> To be done: Tally every line featuring "JSON", then give that tally alone.

> Rows from a figure dataset:
⁂
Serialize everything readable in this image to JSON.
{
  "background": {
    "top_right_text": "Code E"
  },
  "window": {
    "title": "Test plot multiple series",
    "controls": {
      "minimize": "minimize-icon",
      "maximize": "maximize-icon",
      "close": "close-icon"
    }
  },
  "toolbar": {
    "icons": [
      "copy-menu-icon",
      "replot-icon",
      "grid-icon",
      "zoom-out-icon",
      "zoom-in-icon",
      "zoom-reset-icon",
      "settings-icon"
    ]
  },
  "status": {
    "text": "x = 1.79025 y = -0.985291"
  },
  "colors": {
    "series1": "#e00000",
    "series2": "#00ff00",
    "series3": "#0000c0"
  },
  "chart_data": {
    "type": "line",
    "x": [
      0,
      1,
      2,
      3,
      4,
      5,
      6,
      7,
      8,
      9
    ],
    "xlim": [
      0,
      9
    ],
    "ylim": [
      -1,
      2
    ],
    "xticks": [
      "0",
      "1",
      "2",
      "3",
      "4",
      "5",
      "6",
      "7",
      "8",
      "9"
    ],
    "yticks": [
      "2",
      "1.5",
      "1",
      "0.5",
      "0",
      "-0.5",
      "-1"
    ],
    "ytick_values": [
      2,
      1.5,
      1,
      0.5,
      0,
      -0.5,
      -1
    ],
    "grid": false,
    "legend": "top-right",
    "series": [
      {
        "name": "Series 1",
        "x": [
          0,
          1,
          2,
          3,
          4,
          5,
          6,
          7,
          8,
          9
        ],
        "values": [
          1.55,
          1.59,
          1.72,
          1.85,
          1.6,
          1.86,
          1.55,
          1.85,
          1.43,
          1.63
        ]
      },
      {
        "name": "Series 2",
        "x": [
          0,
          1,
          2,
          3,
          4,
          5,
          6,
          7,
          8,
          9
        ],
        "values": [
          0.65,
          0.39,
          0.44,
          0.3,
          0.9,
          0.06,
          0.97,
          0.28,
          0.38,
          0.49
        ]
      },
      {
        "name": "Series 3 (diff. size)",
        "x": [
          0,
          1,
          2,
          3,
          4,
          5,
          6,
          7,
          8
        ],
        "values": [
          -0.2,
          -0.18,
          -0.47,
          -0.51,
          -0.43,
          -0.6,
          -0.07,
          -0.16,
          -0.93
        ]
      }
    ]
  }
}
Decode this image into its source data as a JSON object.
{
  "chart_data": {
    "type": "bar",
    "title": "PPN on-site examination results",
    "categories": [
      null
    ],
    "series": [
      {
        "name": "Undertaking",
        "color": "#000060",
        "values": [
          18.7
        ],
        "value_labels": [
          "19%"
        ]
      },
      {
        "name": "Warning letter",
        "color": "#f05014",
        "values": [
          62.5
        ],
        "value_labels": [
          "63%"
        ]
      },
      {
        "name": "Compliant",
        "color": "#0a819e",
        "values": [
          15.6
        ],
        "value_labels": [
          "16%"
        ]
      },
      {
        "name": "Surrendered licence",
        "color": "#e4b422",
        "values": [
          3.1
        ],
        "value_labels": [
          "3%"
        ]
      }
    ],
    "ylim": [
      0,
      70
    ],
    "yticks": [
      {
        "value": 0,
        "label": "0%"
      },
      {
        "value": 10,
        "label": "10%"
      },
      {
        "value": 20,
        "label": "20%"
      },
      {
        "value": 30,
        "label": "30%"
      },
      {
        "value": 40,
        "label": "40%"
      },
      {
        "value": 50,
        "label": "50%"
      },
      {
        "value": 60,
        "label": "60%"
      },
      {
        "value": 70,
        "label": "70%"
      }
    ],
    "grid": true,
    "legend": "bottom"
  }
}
⁂
> Exercise solution: 2